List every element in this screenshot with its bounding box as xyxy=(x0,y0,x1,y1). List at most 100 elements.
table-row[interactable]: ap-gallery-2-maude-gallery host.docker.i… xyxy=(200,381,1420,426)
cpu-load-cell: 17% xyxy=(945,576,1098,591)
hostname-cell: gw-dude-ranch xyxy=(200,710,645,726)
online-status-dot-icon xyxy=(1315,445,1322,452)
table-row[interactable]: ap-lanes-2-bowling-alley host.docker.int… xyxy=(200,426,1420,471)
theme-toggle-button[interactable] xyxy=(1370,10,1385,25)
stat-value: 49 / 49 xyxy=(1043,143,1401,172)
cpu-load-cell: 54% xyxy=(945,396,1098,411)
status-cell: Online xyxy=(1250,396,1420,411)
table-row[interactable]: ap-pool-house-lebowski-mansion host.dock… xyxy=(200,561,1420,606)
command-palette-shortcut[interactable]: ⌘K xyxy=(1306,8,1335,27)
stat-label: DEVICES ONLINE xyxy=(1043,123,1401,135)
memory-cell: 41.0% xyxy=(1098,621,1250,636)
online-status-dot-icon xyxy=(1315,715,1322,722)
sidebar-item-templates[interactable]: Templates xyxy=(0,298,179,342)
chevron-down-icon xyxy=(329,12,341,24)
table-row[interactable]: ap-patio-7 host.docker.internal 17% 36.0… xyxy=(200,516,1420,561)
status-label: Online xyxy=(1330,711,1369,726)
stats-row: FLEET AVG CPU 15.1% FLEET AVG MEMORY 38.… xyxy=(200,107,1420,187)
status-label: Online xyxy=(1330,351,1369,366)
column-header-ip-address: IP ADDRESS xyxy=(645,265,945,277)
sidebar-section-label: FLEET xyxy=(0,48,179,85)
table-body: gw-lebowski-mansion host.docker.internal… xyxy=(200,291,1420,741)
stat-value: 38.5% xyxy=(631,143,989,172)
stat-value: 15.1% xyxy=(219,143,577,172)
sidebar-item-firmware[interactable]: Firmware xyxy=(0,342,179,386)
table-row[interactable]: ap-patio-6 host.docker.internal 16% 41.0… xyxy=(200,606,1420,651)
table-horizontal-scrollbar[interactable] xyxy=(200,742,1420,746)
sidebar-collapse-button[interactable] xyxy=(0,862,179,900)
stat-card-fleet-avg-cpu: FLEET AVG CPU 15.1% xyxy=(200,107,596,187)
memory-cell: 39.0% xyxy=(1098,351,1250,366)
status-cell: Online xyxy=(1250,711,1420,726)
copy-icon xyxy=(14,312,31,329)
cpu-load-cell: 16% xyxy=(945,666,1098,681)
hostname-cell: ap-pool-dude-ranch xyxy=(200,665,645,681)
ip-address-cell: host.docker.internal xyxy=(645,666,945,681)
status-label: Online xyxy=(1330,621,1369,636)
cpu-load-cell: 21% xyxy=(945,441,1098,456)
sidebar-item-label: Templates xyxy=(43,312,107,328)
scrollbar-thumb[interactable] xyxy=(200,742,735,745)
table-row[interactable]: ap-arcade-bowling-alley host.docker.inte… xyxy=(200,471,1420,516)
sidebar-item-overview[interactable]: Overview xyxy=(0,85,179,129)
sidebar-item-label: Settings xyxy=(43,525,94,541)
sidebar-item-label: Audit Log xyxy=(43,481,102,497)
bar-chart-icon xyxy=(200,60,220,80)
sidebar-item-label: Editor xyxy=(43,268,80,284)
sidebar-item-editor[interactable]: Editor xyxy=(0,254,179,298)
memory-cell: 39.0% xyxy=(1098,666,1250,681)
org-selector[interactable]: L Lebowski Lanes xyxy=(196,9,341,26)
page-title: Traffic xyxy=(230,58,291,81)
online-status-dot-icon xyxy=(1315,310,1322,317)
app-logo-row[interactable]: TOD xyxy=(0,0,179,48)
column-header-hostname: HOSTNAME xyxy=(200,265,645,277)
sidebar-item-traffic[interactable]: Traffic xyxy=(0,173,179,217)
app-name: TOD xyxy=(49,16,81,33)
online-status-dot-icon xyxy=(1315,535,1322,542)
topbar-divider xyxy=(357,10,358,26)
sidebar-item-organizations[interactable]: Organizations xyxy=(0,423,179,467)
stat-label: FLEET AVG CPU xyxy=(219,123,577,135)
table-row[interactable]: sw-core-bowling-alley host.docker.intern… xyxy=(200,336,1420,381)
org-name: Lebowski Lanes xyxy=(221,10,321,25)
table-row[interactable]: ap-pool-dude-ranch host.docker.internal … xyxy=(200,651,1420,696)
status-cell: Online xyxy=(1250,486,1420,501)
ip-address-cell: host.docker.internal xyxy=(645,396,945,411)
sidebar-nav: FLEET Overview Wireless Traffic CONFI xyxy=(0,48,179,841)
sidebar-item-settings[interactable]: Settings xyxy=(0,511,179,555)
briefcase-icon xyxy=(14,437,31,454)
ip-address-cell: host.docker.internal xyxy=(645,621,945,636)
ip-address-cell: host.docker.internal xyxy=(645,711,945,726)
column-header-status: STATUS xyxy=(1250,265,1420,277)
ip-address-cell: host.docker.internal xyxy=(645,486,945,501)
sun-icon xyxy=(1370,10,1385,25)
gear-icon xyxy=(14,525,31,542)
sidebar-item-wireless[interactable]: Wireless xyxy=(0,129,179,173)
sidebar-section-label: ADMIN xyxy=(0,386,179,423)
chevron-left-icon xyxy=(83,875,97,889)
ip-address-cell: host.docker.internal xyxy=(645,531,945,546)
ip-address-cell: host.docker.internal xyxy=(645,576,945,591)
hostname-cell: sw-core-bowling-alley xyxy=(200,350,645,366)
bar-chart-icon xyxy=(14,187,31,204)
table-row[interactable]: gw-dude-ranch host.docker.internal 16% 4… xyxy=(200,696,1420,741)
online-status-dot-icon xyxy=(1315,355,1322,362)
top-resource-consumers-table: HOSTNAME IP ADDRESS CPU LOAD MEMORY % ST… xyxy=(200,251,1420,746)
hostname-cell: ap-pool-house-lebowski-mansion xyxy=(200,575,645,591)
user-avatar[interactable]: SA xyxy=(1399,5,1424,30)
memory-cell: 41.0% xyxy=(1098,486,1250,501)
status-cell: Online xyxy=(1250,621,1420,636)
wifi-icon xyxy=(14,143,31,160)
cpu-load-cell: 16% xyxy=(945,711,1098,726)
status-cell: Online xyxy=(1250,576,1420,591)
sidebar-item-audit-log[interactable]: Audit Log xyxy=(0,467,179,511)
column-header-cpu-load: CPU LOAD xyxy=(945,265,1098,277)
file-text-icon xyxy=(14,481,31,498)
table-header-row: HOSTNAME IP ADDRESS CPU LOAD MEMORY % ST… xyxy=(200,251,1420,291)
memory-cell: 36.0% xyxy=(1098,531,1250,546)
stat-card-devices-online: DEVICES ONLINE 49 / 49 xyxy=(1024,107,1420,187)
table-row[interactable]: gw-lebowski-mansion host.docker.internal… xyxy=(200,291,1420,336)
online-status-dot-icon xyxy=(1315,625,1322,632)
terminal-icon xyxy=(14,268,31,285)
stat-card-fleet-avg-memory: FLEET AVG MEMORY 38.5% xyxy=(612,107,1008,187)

TASK GOAL:
Can you convert the listing above into a numbered list, dropping any blank lines?

SOLUTION:
1. List every element in this screenshot with its bounding box as xyxy=(x0,y0,x1,y1). List at most 100 elements.
2. table-row[interactable]: ap-gallery-2-maude-gallery host.docker.i… xyxy=(200,381,1420,426)
3. cpu-load-cell: 17% xyxy=(945,576,1098,591)
4. hostname-cell: gw-dude-ranch xyxy=(200,710,645,726)
5. online-status-dot-icon xyxy=(1315,445,1322,452)
6. table-row[interactable]: ap-lanes-2-bowling-alley host.docker.int… xyxy=(200,426,1420,471)
7. theme-toggle-button[interactable] xyxy=(1370,10,1385,25)
8. stat-value: 49 / 49 xyxy=(1043,143,1401,172)
9. cpu-load-cell: 54% xyxy=(945,396,1098,411)
10. status-cell: Online xyxy=(1250,396,1420,411)
11. table-row[interactable]: ap-pool-house-lebowski-mansion host.dock… xyxy=(200,561,1420,606)
12. command-palette-shortcut[interactable]: ⌘K xyxy=(1306,8,1335,27)
13. stat-label: DEVICES ONLINE xyxy=(1043,123,1401,135)
14. memory-cell: 41.0% xyxy=(1098,621,1250,636)
15. online-status-dot-icon xyxy=(1315,715,1322,722)
16. sidebar-item-templates[interactable]: Templates xyxy=(0,298,179,342)
17. chevron-down-icon xyxy=(329,12,341,24)
18. table-row[interactable]: ap-patio-7 host.docker.internal 17% 36.0… xyxy=(200,516,1420,561)
19. status-label: Online xyxy=(1330,711,1369,726)
20. stats-row: FLEET AVG CPU 15.1% FLEET AVG MEMORY 38.… xyxy=(200,107,1420,187)
21. status-label: Online xyxy=(1330,351,1369,366)
22. column-header-ip-address: IP ADDRESS xyxy=(645,265,945,277)
23. sidebar-section-label: FLEET xyxy=(0,48,179,85)
24. table-body: gw-lebowski-mansion host.docker.internal… xyxy=(200,291,1420,741)
25. stat-value: 38.5% xyxy=(631,143,989,172)
26. stat-value: 15.1% xyxy=(219,143,577,172)
27. sidebar-item-firmware[interactable]: Firmware xyxy=(0,342,179,386)
28. table-row[interactable]: ap-patio-6 host.docker.internal 16% 41.0… xyxy=(200,606,1420,651)
29. table-horizontal-scrollbar[interactable] xyxy=(200,742,1420,746)
30. sidebar-collapse-button[interactable] xyxy=(0,862,179,900)
31. stat-card-fleet-avg-cpu: FLEET AVG CPU 15.1% xyxy=(200,107,596,187)
32. memory-cell: 39.0% xyxy=(1098,351,1250,366)
33. status-cell: Online xyxy=(1250,711,1420,726)
34. copy-icon xyxy=(14,312,31,329)
35. cpu-load-cell: 16% xyxy=(945,666,1098,681)
36. hostname-cell: ap-pool-dude-ranch xyxy=(200,665,645,681)
37. ip-address-cell: host.docker.internal xyxy=(645,666,945,681)
38. status-label: Online xyxy=(1330,621,1369,636)
39. cpu-load-cell: 21% xyxy=(945,441,1098,456)
40. sidebar-item-label: Templates xyxy=(43,312,107,328)
41. scrollbar-thumb[interactable] xyxy=(200,742,735,745)
42. table-row[interactable]: ap-arcade-bowling-alley host.docker.inte… xyxy=(200,471,1420,516)
43. sidebar-item-overview[interactable]: Overview xyxy=(0,85,179,129)
44. sidebar-item-label: Settings xyxy=(43,525,94,541)
45. sidebar-item-label: Audit Log xyxy=(43,481,102,497)
46. bar-chart-icon xyxy=(200,60,220,80)
47. sidebar-item-label: Editor xyxy=(43,268,80,284)
48. sidebar-item-editor[interactable]: Editor xyxy=(0,254,179,298)
49. memory-cell: 39.0% xyxy=(1098,666,1250,681)
50. org-selector[interactable]: L Lebowski Lanes xyxy=(196,9,341,26)
51. page-title: Traffic xyxy=(230,58,291,81)
52. online-status-dot-icon xyxy=(1315,310,1322,317)
53. app-logo-row[interactable]: TOD xyxy=(0,0,179,48)
54. column-header-hostname: HOSTNAME xyxy=(200,265,645,277)
55. sidebar-item-traffic[interactable]: Traffic xyxy=(0,173,179,217)
56. app-name: TOD xyxy=(49,16,81,33)
57. online-status-dot-icon xyxy=(1315,535,1322,542)
58. topbar-divider xyxy=(357,10,358,26)
59. sidebar-item-organizations[interactable]: Organizations xyxy=(0,423,179,467)
60. stat-label: FLEET AVG CPU xyxy=(219,123,577,135)
61. table-row[interactable]: sw-core-bowling-alley host.docker.intern… xyxy=(200,336,1420,381)
62. org-name: Lebowski Lanes xyxy=(221,10,321,25)
63. table-row[interactable]: ap-pool-dude-ranch host.docker.internal … xyxy=(200,651,1420,696)
64. status-cell: Online xyxy=(1250,486,1420,501)
65. ip-address-cell: host.docker.internal xyxy=(645,396,945,411)
66. sidebar-nav: FLEET Overview Wireless Traffic CONFI xyxy=(0,48,179,841)
67. sidebar-item-settings[interactable]: Settings xyxy=(0,511,179,555)
68. briefcase-icon xyxy=(14,437,31,454)
69. ip-address-cell: host.docker.internal xyxy=(645,621,945,636)
70. ip-address-cell: host.docker.internal xyxy=(645,711,945,726)
71. column-header-status: STATUS xyxy=(1250,265,1420,277)
72. ip-address-cell: host.docker.internal xyxy=(645,486,945,501)
73. sun-icon xyxy=(1370,10,1385,25)
74. gear-icon xyxy=(14,525,31,542)
75. sidebar-item-wireless[interactable]: Wireless xyxy=(0,129,179,173)
76. sidebar-section-label: ADMIN xyxy=(0,386,179,423)
77. chevron-left-icon xyxy=(83,875,97,889)
78. ip-address-cell: host.docker.internal xyxy=(645,531,945,546)
79. ip-address-cell: host.docker.internal xyxy=(645,576,945,591)
80. hostname-cell: sw-core-bowling-alley xyxy=(200,350,645,366)
81. bar-chart-icon xyxy=(14,187,31,204)
82. table-row[interactable]: gw-dude-ranch host.docker.internal 16% 4… xyxy=(200,696,1420,741)
83. online-status-dot-icon xyxy=(1315,355,1322,362)
84. top-resource-consumers-table: HOSTNAME IP ADDRESS CPU LOAD MEMORY % ST… xyxy=(200,251,1420,746)
85. hostname-cell: ap-pool-house-lebowski-mansion xyxy=(200,575,645,591)
86. user-avatar[interactable]: SA xyxy=(1399,5,1424,30)
87. memory-cell: 41.0% xyxy=(1098,486,1250,501)
88. status-cell: Online xyxy=(1250,621,1420,636)
89. wifi-icon xyxy=(14,143,31,160)
90. cpu-load-cell: 16% xyxy=(945,711,1098,726)
91. status-cell: Online xyxy=(1250,576,1420,591)
92. sidebar-item-audit-log[interactable]: Audit Log xyxy=(0,467,179,511)
93. column-header-cpu-load: CPU LOAD xyxy=(945,265,1098,277)
94. file-text-icon xyxy=(14,481,31,498)
95. table-header-row: HOSTNAME IP ADDRESS CPU LOAD MEMORY % ST… xyxy=(200,251,1420,291)
96. memory-cell: 36.0% xyxy=(1098,531,1250,546)
97. stat-card-devices-online: DEVICES ONLINE 49 / 49 xyxy=(1024,107,1420,187)
98. table-row[interactable]: gw-lebowski-mansion host.docker.internal… xyxy=(200,291,1420,336)
99. online-status-dot-icon xyxy=(1315,625,1322,632)
100. terminal-icon xyxy=(14,268,31,285)
101. stat-card-fleet-avg-memory: FLEET AVG MEMORY 38.5% xyxy=(612,107,1008,187)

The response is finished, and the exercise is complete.